- _EXERCISE_: In the records that follow, locate every line with "FUNCTION" and extract it.

★ ★ ★ ★ ★

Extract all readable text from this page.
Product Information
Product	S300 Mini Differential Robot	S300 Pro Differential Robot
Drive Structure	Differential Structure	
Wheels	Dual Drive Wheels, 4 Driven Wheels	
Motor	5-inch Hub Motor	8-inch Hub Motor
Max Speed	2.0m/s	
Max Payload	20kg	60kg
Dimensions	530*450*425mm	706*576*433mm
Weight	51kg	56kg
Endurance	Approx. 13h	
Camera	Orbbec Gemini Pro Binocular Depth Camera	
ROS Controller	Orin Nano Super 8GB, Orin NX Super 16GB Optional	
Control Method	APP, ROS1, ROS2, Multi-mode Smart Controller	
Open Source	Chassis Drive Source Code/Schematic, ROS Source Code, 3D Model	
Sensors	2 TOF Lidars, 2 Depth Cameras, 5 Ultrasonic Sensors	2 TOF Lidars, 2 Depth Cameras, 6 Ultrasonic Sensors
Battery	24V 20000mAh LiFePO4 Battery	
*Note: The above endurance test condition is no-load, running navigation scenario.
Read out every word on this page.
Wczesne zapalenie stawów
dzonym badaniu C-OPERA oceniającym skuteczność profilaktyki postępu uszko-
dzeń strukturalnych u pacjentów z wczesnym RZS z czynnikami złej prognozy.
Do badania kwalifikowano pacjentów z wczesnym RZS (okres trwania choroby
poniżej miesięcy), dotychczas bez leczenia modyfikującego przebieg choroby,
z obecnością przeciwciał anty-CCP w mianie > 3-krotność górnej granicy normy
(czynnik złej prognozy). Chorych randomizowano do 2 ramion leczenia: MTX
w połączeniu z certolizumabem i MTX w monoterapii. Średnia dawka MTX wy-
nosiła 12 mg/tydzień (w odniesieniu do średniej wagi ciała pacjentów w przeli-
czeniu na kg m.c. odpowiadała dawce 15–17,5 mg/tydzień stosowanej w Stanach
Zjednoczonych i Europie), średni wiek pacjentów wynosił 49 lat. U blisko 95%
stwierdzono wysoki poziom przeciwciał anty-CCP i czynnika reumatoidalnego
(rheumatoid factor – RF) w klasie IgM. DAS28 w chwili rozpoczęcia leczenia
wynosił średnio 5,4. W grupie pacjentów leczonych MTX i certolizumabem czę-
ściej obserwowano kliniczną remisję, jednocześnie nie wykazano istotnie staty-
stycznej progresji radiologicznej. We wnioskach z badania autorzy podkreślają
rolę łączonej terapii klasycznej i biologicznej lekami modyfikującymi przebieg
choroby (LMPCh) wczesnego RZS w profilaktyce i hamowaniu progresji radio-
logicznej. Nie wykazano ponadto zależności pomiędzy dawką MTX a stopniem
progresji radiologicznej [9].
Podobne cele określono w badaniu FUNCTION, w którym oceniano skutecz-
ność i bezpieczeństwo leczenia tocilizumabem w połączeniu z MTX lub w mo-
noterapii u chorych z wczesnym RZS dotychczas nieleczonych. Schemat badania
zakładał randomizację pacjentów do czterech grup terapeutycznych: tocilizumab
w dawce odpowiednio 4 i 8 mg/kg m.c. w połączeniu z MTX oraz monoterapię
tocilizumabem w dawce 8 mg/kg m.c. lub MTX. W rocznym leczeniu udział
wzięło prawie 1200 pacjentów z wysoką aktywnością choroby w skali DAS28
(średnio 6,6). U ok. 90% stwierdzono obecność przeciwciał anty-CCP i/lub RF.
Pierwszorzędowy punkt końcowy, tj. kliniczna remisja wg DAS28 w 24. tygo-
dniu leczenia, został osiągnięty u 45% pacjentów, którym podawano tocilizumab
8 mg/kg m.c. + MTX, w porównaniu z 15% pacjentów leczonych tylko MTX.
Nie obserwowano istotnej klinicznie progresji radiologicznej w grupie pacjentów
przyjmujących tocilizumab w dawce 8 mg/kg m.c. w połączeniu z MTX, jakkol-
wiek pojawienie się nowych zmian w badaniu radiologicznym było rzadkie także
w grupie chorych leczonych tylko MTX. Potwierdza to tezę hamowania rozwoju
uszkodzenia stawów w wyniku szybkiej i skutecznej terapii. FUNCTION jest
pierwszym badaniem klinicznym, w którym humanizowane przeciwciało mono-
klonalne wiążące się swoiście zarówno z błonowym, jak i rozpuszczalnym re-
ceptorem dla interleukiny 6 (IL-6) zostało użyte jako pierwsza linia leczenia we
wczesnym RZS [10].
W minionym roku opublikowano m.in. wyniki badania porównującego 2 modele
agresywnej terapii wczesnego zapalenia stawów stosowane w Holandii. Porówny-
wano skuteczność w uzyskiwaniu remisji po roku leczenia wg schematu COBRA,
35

★ ★ ★ ★ ★

- _RESULT_:
Podobne cele określono w badaniu FUNCTION, w którym oceniano skutecz-
uszkodzenia stawów w wyniku szybkiej i skutecznej terapii. FUNCTION jest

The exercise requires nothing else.